● **What the task asks**
Quote every line below exactly as it reads.

## BEGIN Data lines

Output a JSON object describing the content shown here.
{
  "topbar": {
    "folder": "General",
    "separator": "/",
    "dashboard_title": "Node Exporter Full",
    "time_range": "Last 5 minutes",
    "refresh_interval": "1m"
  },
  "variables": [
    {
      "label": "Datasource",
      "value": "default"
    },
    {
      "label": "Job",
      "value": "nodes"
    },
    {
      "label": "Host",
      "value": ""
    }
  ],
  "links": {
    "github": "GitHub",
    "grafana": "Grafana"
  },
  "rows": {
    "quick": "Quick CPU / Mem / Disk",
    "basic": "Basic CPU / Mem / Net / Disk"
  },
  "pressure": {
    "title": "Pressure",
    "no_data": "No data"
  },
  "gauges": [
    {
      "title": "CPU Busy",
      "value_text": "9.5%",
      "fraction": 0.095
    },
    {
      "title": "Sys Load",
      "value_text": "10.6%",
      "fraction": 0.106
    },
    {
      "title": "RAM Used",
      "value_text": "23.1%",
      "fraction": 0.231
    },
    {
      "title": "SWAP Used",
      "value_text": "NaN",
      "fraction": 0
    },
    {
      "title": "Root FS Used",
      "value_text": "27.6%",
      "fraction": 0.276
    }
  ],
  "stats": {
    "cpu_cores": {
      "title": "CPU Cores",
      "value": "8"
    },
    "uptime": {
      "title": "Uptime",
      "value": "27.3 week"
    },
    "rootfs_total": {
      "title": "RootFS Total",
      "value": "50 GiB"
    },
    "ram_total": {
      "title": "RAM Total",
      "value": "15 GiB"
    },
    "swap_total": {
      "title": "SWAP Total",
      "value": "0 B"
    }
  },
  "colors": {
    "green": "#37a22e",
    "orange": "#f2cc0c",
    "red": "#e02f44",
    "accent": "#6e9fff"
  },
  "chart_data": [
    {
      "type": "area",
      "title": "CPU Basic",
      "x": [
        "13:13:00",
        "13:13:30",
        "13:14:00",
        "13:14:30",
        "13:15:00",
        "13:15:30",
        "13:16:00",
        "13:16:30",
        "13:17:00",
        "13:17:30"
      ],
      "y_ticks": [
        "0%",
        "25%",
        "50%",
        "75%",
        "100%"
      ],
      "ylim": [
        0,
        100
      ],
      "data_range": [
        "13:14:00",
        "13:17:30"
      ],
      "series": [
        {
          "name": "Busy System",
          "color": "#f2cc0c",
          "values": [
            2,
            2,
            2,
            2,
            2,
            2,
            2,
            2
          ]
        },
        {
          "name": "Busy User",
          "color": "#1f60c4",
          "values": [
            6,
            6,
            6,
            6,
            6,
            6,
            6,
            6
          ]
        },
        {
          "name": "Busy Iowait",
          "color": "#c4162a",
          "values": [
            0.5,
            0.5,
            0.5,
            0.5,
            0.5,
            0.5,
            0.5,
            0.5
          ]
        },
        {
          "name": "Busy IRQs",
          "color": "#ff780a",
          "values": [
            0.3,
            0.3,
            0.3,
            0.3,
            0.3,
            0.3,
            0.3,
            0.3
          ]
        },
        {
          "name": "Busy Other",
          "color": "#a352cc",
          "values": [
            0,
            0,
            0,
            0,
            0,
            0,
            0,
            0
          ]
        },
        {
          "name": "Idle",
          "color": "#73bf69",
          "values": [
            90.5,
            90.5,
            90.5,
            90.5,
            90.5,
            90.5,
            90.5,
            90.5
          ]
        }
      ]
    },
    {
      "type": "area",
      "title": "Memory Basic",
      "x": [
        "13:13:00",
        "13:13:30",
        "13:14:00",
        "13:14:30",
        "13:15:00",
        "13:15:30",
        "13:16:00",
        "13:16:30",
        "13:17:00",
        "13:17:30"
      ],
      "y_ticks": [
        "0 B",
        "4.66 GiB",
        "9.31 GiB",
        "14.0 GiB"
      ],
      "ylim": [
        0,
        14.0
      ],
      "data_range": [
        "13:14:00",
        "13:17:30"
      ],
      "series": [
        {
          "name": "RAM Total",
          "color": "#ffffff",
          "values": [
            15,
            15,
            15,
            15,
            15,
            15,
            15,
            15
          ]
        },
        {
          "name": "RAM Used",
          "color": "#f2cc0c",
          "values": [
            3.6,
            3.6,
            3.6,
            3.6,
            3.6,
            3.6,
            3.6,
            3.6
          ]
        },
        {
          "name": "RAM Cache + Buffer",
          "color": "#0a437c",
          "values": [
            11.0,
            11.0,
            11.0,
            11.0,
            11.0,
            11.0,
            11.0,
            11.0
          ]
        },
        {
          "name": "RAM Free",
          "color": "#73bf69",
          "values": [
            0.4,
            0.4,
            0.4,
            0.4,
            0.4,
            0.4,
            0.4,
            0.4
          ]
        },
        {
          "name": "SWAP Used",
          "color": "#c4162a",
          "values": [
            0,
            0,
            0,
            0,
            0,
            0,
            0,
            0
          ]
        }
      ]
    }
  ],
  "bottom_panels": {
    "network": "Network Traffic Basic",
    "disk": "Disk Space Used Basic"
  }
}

## END Data lines

● **Result of the exercise**
Output a JSON object describing the content shown here.
{
  "topbar": {
    "folder": "General",
    "separator": "/",
    "dashboard_title": "Node Exporter Full",
    "time_range": "Last 5 minutes",
    "refresh_interval": "1m"
  },
  "variables": [
    {
      "label": "Datasource",
      "value": "default"
    },
    {
      "label": "Job",
      "value": "nodes"
    },
    {
      "label": "Host",
      "value": ""
    }
  ],
  "links": {
    "github": "GitHub",
    "grafana": "Grafana"
  },
  "rows": {
    "quick": "Quick CPU / Mem / Disk",
    "basic": "Basic CPU / Mem / Net / Disk"
  },
  "pressure": {
    "title": "Pressure",
    "no_data": "No data"
  },
  "gauges": [
    {
      "title": "CPU Busy",
      "value_text": "9.5%",
      "fraction": 0.095
    },
    {
      "title": "Sys Load",
      "value_text": "10.6%",
      "fraction": 0.106
    },
    {
      "title": "RAM Used",
      "value_text": "23.1%",
      "fraction": 0.231
    },
    {
      "title": "SWAP Used",
      "value_text": "NaN",
      "fraction": 0
    },
    {
      "title": "Root FS Used",
      "value_text": "27.6%",
      "fraction": 0.276
    }
  ],
  "stats": {
    "cpu_cores": {
      "title": "CPU Cores",
      "value": "8"
    },
    "uptime": {
      "title": "Uptime",
      "value": "27.3 week"
    },
    "rootfs_total": {
      "title": "RootFS Total",
      "value": "50 GiB"
    },
    "ram_total": {
      "title": "RAM Total",
      "value": "15 GiB"
    },
    "swap_total": {
      "title": "SWAP Total",
      "value": "0 B"
    }
  },
  "colors": {
    "green": "#37a22e",
    "orange": "#f2cc0c",
    "red": "#e02f44",
    "accent": "#6e9fff"
  },
  "chart_data": [
    {
      "type": "area",
      "title": "CPU Basic",
      "x": [
        "13:13:00",
        "13:13:30",
        "13:14:00",
        "13:14:30",
        "13:15:00",
        "13:15:30",
        "13:16:00",
        "13:16:30",
        "13:17:00",
        "13:17:30"
      ],
      "y_ticks": [
        "0%",
        "25%",
        "50%",
        "75%",
        "100%"
      ],
      "ylim": [
        0,
        100
      ],
      "data_range": [
        "13:14:00",
        "13:17:30"
      ],
      "series": [
        {
          "name": "Busy System",
          "color": "#f2cc0c",
          "values": [
            2,
            2,
            2,
            2,
            2,
            2,
            2,
            2
          ]
        },
        {
          "name": "Busy User",
          "color": "#1f60c4",
          "values": [
            6,
            6,
            6,
            6,
            6,
            6,
            6,
            6
          ]
        },
        {
          "name": "Busy Iowait",
          "color": "#c4162a",
          "values": [
            0.5,
            0.5,
            0.5,
            0.5,
            0.5,
            0.5,
            0.5,
            0.5
          ]
        },
        {
          "name": "Busy IRQs",
          "color": "#ff780a",
          "values": [
            0.3,
            0.3,
            0.3,
            0.3,
            0.3,
            0.3,
            0.3,
            0.3
          ]
        },
        {
          "name": "Busy Other",
          "color": "#a352cc",
          "values": [
            0,
            0,
            0,
            0,
            0,
            0,
            0,
            0
          ]
        },
        {
          "name": "Idle",
          "color": "#73bf69",
          "values": [
            90.5,
            90.5,
            90.5,
            90.5,
            90.5,
            90.5,
            90.5,
            90.5
          ]
        }
      ]
    },
    {
      "type": "area",
      "title": "Memory Basic",
      "x": [
        "13:13:00",
        "13:13:30",
        "13:14:00",
        "13:14:30",
        "13:15:00",
        "13:15:30",
        "13:16:00",
        "13:16:30",
        "13:17:00",
        "13:17:30"
      ],
      "y_ticks": [
        "0 B",
        "4.66 GiB",
        "9.31 GiB",
        "14.0 GiB"
      ],
      "ylim": [
        0,
        14.0
      ],
      "data_range": [
        "13:14:00",
        "13:17:30"
      ],
      "series": [
        {
          "name": "RAM Total",
          "color": "#ffffff",
          "values": [
            15,
            15,
            15,
            15,
            15,
            15,
            15,
            15
          ]
        },
        {
          "name": "RAM Used",
          "color": "#f2cc0c",
          "values": [
            3.6,
            3.6,
            3.6,
            3.6,
            3.6,
            3.6,
            3.6,
            3.6
          ]
        },
        {
          "name": "RAM Cache + Buffer",
          "color": "#0a437c",
          "values": [
            11.0,
            11.0,
            11.0,
            11.0,
            11.0,
            11.0,
            11.0,
            11.0
          ]
        },
        {
          "name": "RAM Free",
          "color": "#73bf69",
          "values": [
            0.4,
            0.4,
            0.4,
            0.4,
            0.4,
            0.4,
            0.4,
            0.4
          ]
        },
        {
          "name": "SWAP Used",
          "color": "#c4162a",
          "values": [
            0,
            0,
            0,
            0,
            0,
            0,
            0,
            0
          ]
        }
      ]
    }
  ],
  "bottom_panels": {
    "network": "Network Traffic Basic",
    "disk": "Disk Space Used Basic"
  }
}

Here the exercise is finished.